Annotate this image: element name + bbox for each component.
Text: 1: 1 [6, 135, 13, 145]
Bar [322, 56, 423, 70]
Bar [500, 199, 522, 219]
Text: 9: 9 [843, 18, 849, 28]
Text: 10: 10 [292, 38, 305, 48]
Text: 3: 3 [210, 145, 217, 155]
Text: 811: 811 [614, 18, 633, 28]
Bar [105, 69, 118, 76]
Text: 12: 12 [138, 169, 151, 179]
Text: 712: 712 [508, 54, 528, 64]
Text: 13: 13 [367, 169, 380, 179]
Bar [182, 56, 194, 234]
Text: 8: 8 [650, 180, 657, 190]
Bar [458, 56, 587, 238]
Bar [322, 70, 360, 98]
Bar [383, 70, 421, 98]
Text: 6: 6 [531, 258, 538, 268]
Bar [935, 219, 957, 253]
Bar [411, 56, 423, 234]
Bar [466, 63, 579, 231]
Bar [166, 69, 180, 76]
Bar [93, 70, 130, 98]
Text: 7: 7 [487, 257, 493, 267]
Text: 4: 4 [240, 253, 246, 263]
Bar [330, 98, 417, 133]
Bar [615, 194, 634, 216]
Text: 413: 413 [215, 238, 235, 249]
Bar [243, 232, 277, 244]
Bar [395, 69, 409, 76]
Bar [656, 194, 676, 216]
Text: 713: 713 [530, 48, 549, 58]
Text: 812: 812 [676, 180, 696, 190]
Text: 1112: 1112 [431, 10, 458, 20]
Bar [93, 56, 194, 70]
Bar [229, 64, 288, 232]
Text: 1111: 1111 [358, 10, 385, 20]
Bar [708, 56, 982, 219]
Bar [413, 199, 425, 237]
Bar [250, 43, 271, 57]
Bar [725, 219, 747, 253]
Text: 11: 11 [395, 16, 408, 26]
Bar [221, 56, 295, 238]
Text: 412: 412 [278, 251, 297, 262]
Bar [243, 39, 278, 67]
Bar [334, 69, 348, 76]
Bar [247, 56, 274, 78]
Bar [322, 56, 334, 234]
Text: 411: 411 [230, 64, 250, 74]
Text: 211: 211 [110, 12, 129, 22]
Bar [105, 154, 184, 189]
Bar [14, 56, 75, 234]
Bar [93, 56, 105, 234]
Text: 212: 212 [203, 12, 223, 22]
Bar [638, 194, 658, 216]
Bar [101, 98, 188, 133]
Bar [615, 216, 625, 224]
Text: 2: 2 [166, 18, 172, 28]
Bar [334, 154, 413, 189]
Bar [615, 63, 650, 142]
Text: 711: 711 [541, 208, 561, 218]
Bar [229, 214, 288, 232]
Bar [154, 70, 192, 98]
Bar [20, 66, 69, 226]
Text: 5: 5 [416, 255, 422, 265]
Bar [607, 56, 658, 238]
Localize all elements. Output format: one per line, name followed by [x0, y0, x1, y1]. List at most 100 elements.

----------------------------------------

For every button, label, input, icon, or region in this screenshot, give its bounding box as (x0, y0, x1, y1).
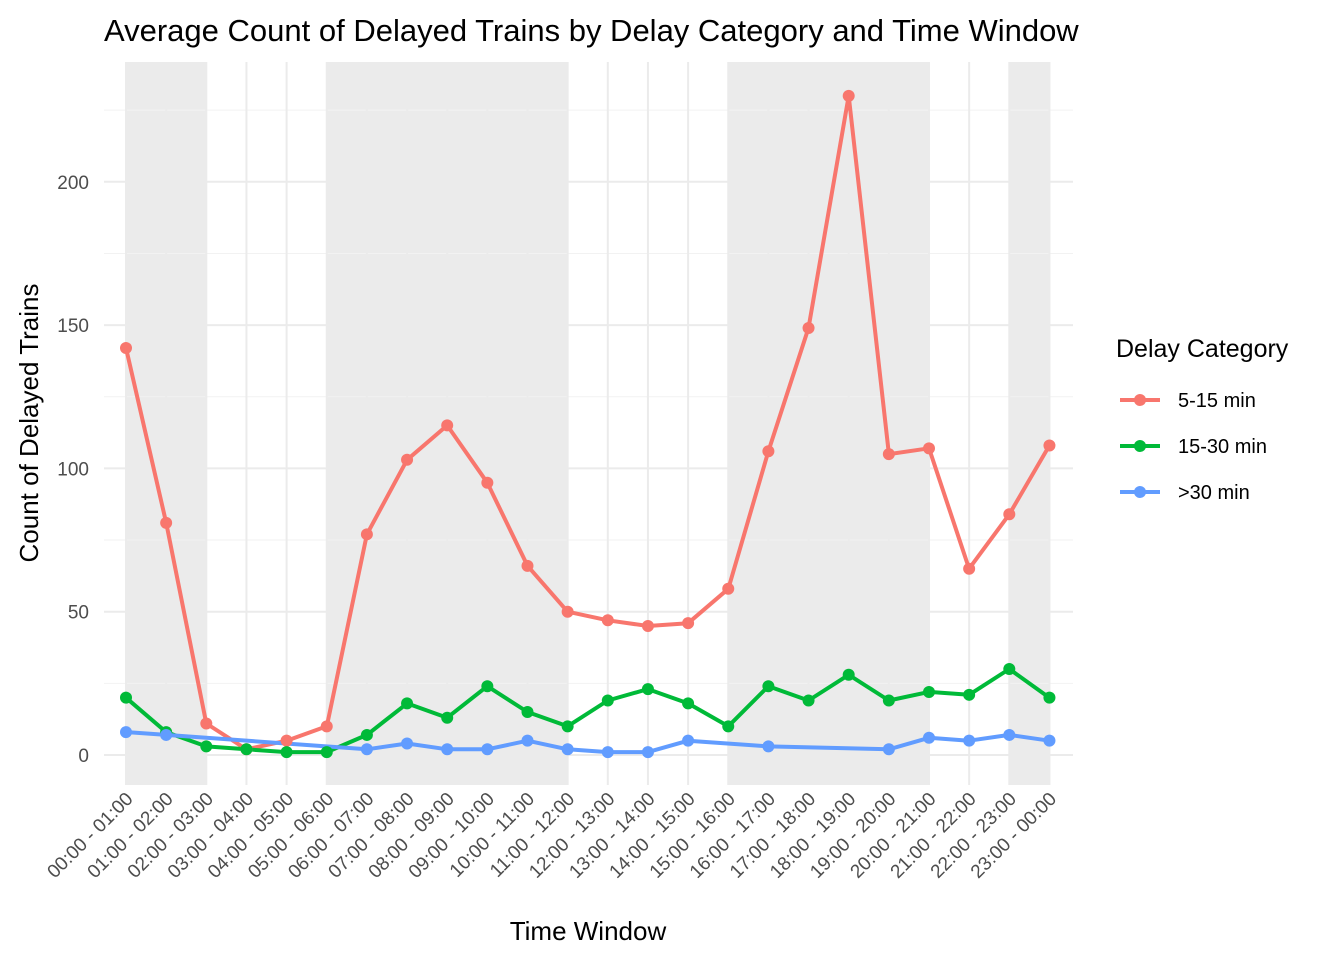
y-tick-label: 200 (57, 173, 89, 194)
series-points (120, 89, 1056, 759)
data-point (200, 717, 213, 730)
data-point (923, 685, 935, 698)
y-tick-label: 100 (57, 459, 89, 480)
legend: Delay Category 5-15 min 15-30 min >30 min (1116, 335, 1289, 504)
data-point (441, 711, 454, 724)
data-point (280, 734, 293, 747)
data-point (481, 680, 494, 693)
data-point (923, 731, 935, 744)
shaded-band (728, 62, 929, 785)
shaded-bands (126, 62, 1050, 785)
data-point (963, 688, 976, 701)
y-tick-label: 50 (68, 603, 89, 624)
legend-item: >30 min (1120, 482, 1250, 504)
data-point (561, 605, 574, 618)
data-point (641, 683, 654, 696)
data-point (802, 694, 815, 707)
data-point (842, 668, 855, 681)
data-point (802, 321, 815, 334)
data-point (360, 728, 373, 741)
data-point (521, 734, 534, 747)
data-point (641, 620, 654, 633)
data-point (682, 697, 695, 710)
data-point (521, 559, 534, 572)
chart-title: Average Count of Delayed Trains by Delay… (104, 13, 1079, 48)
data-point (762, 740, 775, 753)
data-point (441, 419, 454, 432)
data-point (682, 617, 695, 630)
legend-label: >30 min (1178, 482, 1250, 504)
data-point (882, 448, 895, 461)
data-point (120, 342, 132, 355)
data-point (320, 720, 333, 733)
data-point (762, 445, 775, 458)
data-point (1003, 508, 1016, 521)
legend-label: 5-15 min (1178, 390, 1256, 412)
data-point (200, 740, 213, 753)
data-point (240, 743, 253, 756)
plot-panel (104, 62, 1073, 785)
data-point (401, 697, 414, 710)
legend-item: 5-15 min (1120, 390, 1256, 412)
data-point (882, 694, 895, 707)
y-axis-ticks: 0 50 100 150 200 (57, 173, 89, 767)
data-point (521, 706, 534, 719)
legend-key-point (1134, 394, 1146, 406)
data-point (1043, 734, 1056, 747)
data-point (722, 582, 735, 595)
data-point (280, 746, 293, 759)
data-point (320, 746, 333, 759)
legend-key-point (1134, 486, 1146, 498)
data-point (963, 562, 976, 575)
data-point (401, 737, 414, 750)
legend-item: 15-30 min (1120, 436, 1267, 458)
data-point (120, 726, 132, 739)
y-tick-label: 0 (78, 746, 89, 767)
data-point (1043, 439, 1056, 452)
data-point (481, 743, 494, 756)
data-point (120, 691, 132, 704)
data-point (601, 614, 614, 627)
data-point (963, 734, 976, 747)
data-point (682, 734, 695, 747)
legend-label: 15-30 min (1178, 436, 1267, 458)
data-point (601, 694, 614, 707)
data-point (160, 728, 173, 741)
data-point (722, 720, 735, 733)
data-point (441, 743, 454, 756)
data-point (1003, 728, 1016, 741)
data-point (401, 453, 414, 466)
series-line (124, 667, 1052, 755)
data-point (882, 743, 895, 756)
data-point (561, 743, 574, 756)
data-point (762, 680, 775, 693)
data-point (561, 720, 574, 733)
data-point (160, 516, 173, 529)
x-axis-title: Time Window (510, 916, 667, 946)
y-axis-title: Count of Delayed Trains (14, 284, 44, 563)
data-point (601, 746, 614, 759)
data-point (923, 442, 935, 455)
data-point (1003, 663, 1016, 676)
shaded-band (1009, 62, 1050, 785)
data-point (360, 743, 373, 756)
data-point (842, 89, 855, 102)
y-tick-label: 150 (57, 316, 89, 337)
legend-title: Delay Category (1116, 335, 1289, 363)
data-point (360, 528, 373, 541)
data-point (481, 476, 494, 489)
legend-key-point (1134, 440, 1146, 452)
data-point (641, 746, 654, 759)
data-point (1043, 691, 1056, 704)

----------------------------------------

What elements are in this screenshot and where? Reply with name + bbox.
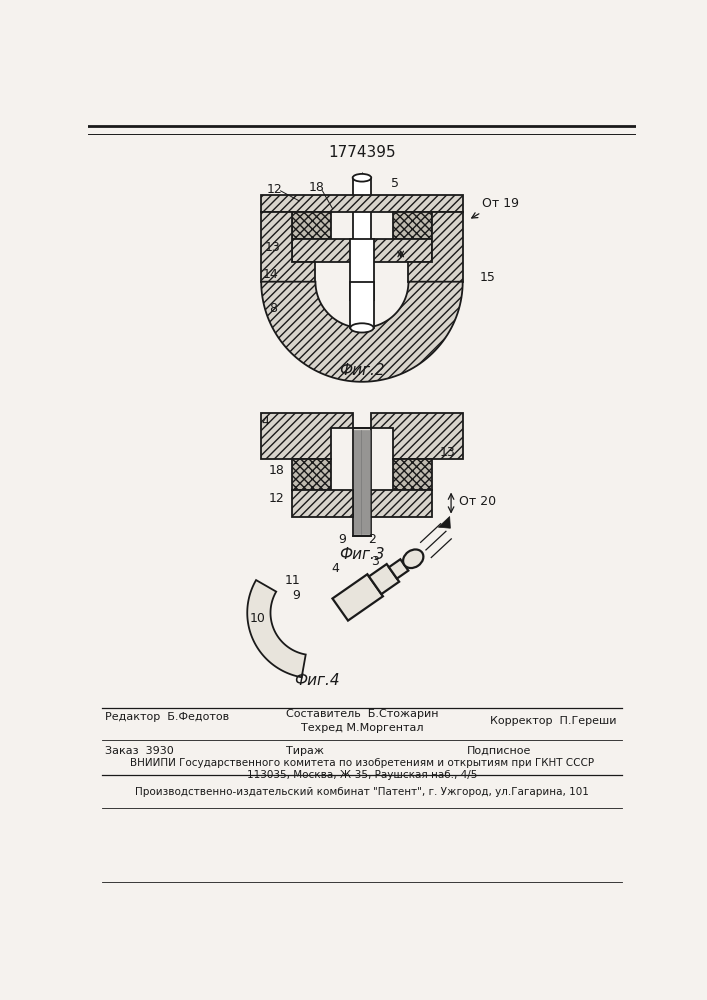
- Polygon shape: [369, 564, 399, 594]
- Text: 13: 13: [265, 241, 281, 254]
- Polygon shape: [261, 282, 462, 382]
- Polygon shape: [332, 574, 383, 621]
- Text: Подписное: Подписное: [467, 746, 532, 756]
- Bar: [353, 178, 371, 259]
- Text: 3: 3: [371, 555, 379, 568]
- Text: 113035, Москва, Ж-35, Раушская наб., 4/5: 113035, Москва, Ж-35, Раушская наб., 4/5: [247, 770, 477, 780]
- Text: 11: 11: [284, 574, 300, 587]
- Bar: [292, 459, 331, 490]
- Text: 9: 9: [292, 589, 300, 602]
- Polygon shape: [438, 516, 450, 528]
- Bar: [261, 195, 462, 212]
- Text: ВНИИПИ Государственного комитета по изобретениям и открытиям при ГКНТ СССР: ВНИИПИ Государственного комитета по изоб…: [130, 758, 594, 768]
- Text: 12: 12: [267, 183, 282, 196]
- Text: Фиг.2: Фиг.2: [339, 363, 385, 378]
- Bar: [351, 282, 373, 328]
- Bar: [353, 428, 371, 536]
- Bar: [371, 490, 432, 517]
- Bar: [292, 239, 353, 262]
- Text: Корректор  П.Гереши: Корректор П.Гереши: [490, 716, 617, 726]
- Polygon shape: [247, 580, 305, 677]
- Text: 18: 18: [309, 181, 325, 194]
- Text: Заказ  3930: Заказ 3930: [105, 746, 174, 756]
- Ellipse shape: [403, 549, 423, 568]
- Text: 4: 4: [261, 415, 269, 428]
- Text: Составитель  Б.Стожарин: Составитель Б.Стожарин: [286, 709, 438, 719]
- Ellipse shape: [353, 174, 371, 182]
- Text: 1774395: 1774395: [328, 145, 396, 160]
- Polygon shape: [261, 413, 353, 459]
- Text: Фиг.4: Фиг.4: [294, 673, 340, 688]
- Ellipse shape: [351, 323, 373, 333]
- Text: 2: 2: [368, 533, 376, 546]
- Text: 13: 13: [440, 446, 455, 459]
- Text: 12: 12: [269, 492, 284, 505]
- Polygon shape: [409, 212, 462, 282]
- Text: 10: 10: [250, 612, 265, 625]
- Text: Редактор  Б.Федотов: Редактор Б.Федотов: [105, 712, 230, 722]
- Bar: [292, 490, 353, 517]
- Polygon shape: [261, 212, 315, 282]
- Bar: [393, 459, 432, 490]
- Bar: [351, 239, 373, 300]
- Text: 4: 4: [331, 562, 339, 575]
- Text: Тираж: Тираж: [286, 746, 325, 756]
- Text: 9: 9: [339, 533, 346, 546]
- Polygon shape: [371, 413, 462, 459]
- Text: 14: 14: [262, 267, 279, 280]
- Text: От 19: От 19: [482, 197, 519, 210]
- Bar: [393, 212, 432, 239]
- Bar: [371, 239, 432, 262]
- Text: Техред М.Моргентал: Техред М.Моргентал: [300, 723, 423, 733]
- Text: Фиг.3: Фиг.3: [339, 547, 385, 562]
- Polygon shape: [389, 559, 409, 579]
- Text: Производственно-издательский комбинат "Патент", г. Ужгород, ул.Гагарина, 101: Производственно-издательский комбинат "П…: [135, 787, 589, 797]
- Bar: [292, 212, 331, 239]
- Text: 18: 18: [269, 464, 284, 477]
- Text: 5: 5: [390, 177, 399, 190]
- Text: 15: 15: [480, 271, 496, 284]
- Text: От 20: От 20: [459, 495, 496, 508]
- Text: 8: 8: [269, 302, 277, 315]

----------------------------------------

# [Short task]
Rewrite the material from the line with "- Polygon shape: [369, 564, 399, 594]" up to and including the line with "- Text: ВНИИПИ", changing "Bar" to "Rectangle" and leaving everything else as it is. Give back only those lines.

# [Right answer]
- Polygon shape: [369, 564, 399, 594]
- Text: 13: 13: [265, 241, 281, 254]
- Polygon shape: [261, 282, 462, 382]
- Polygon shape: [332, 574, 383, 621]
- Text: Подписное: Подписное: [467, 746, 532, 756]
- Rectangle: [353, 178, 371, 259]
- Text: 3: 3: [371, 555, 379, 568]
- Text: 113035, Москва, Ж-35, Раушская наб., 4/5: 113035, Москва, Ж-35, Раушская наб., 4/5: [247, 770, 477, 780]
- Text: 11: 11: [284, 574, 300, 587]
- Rectangle: [292, 459, 331, 490]
- Text: 9: 9: [292, 589, 300, 602]
- Polygon shape: [438, 516, 450, 528]
- Rectangle: [261, 195, 462, 212]
- Text: ВНИИПИ Государственного комитета по изобретениям и открытиям при ГКНТ СССР: ВНИИПИ Государственного комитета по изоб…: [130, 758, 594, 768]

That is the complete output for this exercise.